====== Data listing

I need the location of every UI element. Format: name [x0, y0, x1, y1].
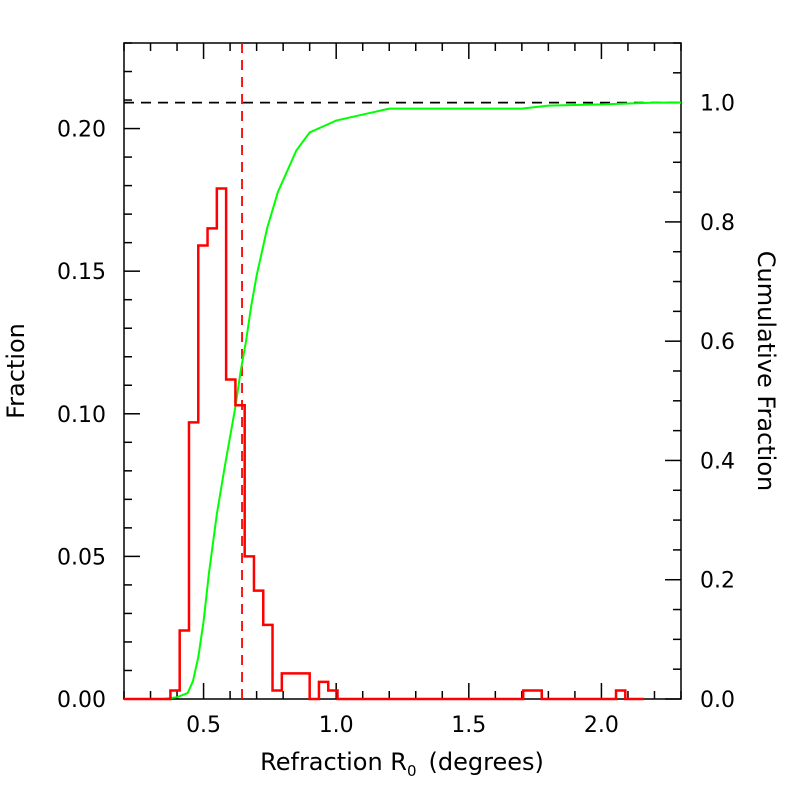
tick-marks	[123, 42, 682, 700]
y-right-tick-label: 1.0	[700, 92, 735, 117]
x-axis-title-main: Refraction R	[260, 748, 407, 776]
y-right-tick-label: 0.6	[700, 330, 735, 355]
x-tick-label: 1.0	[319, 713, 354, 738]
y-right-axis-title: Cumulative Fraction	[752, 251, 780, 491]
y-left-tick-label: 0.05	[57, 545, 106, 570]
series	[124, 43, 681, 701]
x-axis-title-suffix: (degrees)	[429, 748, 544, 776]
y-left-tick-label: 0.00	[57, 688, 106, 713]
cumulative-curve	[124, 101, 681, 700]
x-axis-title-subscript: 0	[407, 762, 417, 780]
x-axis-title: Refraction R0 (degrees)	[260, 748, 544, 780]
y-left-tick-label: 0.20	[57, 118, 106, 143]
tick-labels: 0.5 1.0 1.5 2.0 0.00 0.05 0.10 0.15 0.20 0.0 0.2 0.…	[57, 92, 735, 738]
x-tick-label: 1.5	[451, 713, 486, 738]
y-right-tick-label: 0.4	[700, 449, 735, 474]
y-right-tick-label: 0.0	[700, 688, 735, 713]
y-right-tick-label: 0.8	[700, 211, 735, 236]
y-right-tick-label: 0.2	[700, 569, 735, 594]
x-tick-label: 2.0	[584, 713, 619, 738]
y-left-tick-label: 0.15	[57, 260, 106, 285]
x-tick-label: 0.5	[186, 713, 221, 738]
plot-frame	[123, 42, 682, 700]
histogram-bars	[124, 187, 644, 701]
y-left-axis-title: Fraction	[2, 323, 30, 419]
y-left-tick-label: 0.10	[57, 403, 106, 428]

============

Exercise:
Please show every line in the entries above that contains the string "Refraction", copying each one in full.

Solution to this task:
x-axis-title-main: Refraction R	[260, 748, 407, 776]
x-axis-title: Refraction R0 (degrees)	[260, 748, 544, 780]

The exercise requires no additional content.